Some records:

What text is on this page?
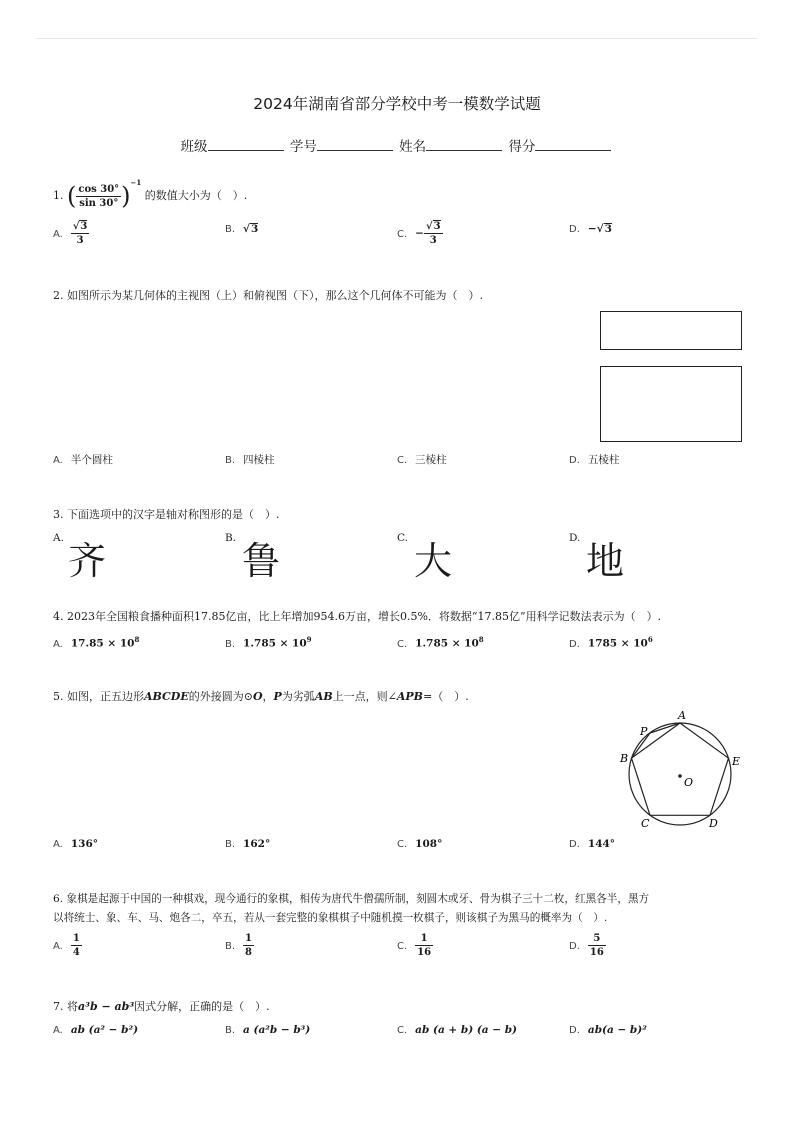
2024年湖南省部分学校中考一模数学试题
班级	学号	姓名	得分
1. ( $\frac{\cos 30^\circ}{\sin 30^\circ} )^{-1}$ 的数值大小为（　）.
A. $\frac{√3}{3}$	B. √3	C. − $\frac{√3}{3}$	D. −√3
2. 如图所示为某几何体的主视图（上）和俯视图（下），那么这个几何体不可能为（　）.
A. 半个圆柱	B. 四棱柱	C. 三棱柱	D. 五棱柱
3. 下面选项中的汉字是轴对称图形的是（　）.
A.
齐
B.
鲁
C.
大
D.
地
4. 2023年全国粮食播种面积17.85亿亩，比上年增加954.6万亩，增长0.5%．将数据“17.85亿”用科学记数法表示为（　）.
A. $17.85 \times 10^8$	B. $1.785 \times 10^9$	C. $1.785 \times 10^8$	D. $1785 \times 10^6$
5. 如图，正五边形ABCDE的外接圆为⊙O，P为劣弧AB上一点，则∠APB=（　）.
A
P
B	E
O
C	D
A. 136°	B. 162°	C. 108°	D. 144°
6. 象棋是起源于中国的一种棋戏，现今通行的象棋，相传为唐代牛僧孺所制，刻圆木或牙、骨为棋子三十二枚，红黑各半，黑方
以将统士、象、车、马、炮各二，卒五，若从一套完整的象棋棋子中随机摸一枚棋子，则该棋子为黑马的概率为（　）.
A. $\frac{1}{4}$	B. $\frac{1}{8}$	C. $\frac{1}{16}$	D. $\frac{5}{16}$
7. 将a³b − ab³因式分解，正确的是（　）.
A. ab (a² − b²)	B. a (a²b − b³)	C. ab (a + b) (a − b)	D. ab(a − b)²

- Problem to work on -
Every record must be copied exactly, with the pictures left out.

- Written response -
What text is on this page?
2024年湖南省部分学校中考一模数学试题
班级	学号	姓名	得分
1. ( $\frac{\cos 30^\circ}{\sin 30^\circ} )^{-1}$ 的数值大小为（　）.
A. $\frac{√3}{3}$	B. √3	C. − $\frac{√3}{3}$	D. −√3
2. 如图所示为某几何体的主视图（上）和俯视图（下），那么这个几何体不可能为（　）.
A. 半个圆柱	B. 四棱柱	C. 三棱柱	D. 五棱柱
3. 下面选项中的汉字是轴对称图形的是（　）.
A.
齐
B.
鲁
C.
大
D.
地
4. 2023年全国粮食播种面积17.85亿亩，比上年增加954.6万亩，增长0.5%．将数据“17.85亿”用科学记数法表示为（　）.
A. $17.85 \times 10^8$	B. $1.785 \times 10^9$	C. $1.785 \times 10^8$	D. $1785 \times 10^6$
5. 如图，正五边形ABCDE的外接圆为⊙O，P为劣弧AB上一点，则∠APB=（　）.
A
P
B	E
O
C	D
A. 136°	B. 162°	C. 108°	D. 144°
6. 象棋是起源于中国的一种棋戏，现今通行的象棋，相传为唐代牛僧孺所制，刻圆木或牙、骨为棋子三十二枚，红黑各半，黑方
以将统士、象、车、马、炮各二，卒五，若从一套完整的象棋棋子中随机摸一枚棋子，则该棋子为黑马的概率为（　）.
A. $\frac{1}{4}$	B. $\frac{1}{8}$	C. $\frac{1}{16}$	D. $\frac{5}{16}$
7. 将a³b − ab³因式分解，正确的是（　）.
A. ab (a² − b²)	B. a (a²b − b³)	C. ab (a + b) (a − b)	D. ab(a − b)²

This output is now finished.